+++ Source records
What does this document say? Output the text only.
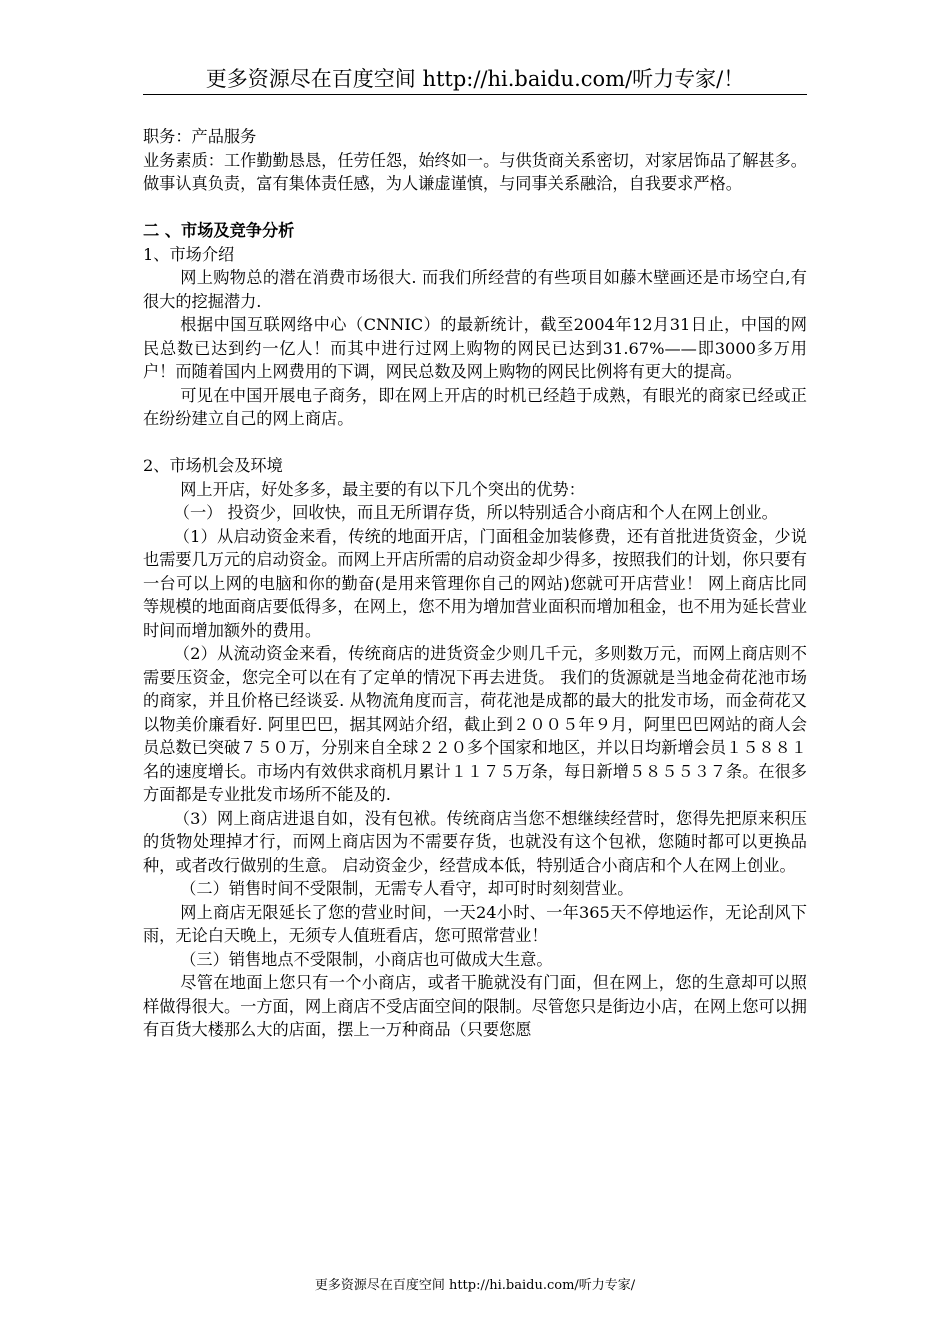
更多资源尽在百度空间 http://hi.baidu.com/听力专家/！

职务：产品服务

业务素质：工作勤勤恳恳，任劳任怨，始终如一。与供货商关系密切，对家居饰品了解甚多。做事认真负责，富有集体责任感，为人谦虚谨慎，与同事关系融洽，自我要求严格。

二 、市场及竞争分析

1、市场介绍

网上购物总的潜在消费市场很大. 而我们所经营的有些项目如藤木壁画还是市场空白,有很大的挖掘潜力.

根据中国互联网络中心（CNNIC）的最新统计，截至2004年12月31日止，中国的网民总数已达到约一亿人！而其中进行过网上购物的网民已达到31.67%——即3000多万用户！而随着国内上网费用的下调，网民总数及网上购物的网民比例将有更大的提高。

可见在中国开展电子商务，即在网上开店的时机已经趋于成熟，有眼光的商家已经或正在纷纷建立自己的网上商店。

2、市场机会及环境

网上开店，好处多多，最主要的有以下几个突出的优势：

（一） 投资少，回收快，而且无所谓存货，所以特别适合小商店和个人在网上创业。

（1）从启动资金来看，传统的地面开店，门面租金加装修费，还有首批进货资金，少说也需要几万元的启动资金。而网上开店所需的启动资金却少得多，按照我们的计划，你只要有一台可以上网的电脑和你的勤奋(是用来管理你自己的网站)您就可开店营业！ 网上商店比同等规模的地面商店要低得多，在网上，您不用为增加营业面积而增加租金，也不用为延长营业时间而增加额外的费用。

（2）从流动资金来看，传统商店的进货资金少则几千元，多则数万元，而网上商店则不需要压资金，您完全可以在有了定单的情况下再去进货。 我们的货源就是当地金荷花池市场的商家，并且价格已经谈妥. 从物流角度而言，荷花池是成都的最大的批发市场，而金荷花又以物美价廉看好. 阿里巴巴，据其网站介绍，截止到２００５年９月，阿里巴巴网站的商人会员总数已突破７５０万，分别来自全球２２０多个国家和地区，并以日均新增会员１５８８１名的速度增长。市场内有效供求商机月累计１１７５万条，每日新增５８５５３７条。在很多方面都是专业批发市场所不能及的.

（3）网上商店进退自如，没有包袱。传统商店当您不想继续经营时，您得先把原来积压的货物处理掉才行，而网上商店因为不需要存货，也就没有这个包袱，您随时都可以更换品种，或者改行做别的生意。 启动资金少，经营成本低，特别适合小商店和个人在网上创业。

（二）销售时间不受限制，无需专人看守，却可时时刻刻营业。

网上商店无限延长了您的营业时间，一天24小时、一年365天不停地运作，无论刮风下雨，无论白天晚上，无须专人值班看店，您可照常营业！

（三）销售地点不受限制，小商店也可做成大生意。

尽管在地面上您只有一个小商店，或者干脆就没有门面，但在网上，您的生意却可以照样做得很大。一方面，网上商店不受店面空间的限制。尽管您只是街边小店，在网上您可以拥有百货大楼那么大的店面，摆上一万种商品（只要您愿

更多资源尽在百度空间 http://hi.baidu.com/听力专家/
++++++
§ **Instructions for the task**:
Quote each line of the listing exactly, but leave the pictures out.

§ **Answer for this exercise**:
What does this document say? Output the text only.
更多资源尽在百度空间 http://hi.baidu.com/听力专家/！

职务：产品服务

业务素质：工作勤勤恳恳，任劳任怨，始终如一。与供货商关系密切，对家居饰品了解甚多。做事认真负责，富有集体责任感，为人谦虚谨慎，与同事关系融洽，自我要求严格。

二 、市场及竞争分析

1、市场介绍

网上购物总的潜在消费市场很大. 而我们所经营的有些项目如藤木壁画还是市场空白,有很大的挖掘潜力.

根据中国互联网络中心（CNNIC）的最新统计，截至2004年12月31日止，中国的网民总数已达到约一亿人！而其中进行过网上购物的网民已达到31.67%——即3000多万用户！而随着国内上网费用的下调，网民总数及网上购物的网民比例将有更大的提高。

可见在中国开展电子商务，即在网上开店的时机已经趋于成熟，有眼光的商家已经或正在纷纷建立自己的网上商店。

2、市场机会及环境

网上开店，好处多多，最主要的有以下几个突出的优势：

（一） 投资少，回收快，而且无所谓存货，所以特别适合小商店和个人在网上创业。

（1）从启动资金来看，传统的地面开店，门面租金加装修费，还有首批进货资金，少说也需要几万元的启动资金。而网上开店所需的启动资金却少得多，按照我们的计划，你只要有一台可以上网的电脑和你的勤奋(是用来管理你自己的网站)您就可开店营业！ 网上商店比同等规模的地面商店要低得多，在网上，您不用为增加营业面积而增加租金，也不用为延长营业时间而增加额外的费用。

（2）从流动资金来看，传统商店的进货资金少则几千元，多则数万元，而网上商店则不需要压资金，您完全可以在有了定单的情况下再去进货。 我们的货源就是当地金荷花池市场的商家，并且价格已经谈妥. 从物流角度而言，荷花池是成都的最大的批发市场，而金荷花又以物美价廉看好. 阿里巴巴，据其网站介绍，截止到２００５年９月，阿里巴巴网站的商人会员总数已突破７５０万，分别来自全球２２０多个国家和地区，并以日均新增会员１５８８１名的速度增长。市场内有效供求商机月累计１１７５万条，每日新增５８５５３７条。在很多方面都是专业批发市场所不能及的.

（3）网上商店进退自如，没有包袱。传统商店当您不想继续经营时，您得先把原来积压的货物处理掉才行，而网上商店因为不需要存货，也就没有这个包袱，您随时都可以更换品种，或者改行做别的生意。 启动资金少，经营成本低，特别适合小商店和个人在网上创业。

（二）销售时间不受限制，无需专人看守，却可时时刻刻营业。

网上商店无限延长了您的营业时间，一天24小时、一年365天不停地运作，无论刮风下雨，无论白天晚上，无须专人值班看店，您可照常营业！

（三）销售地点不受限制，小商店也可做成大生意。

尽管在地面上您只有一个小商店，或者干脆就没有门面，但在网上，您的生意却可以照样做得很大。一方面，网上商店不受店面空间的限制。尽管您只是街边小店，在网上您可以拥有百货大楼那么大的店面，摆上一万种商品（只要您愿

更多资源尽在百度空间 http://hi.baidu.com/听力专家/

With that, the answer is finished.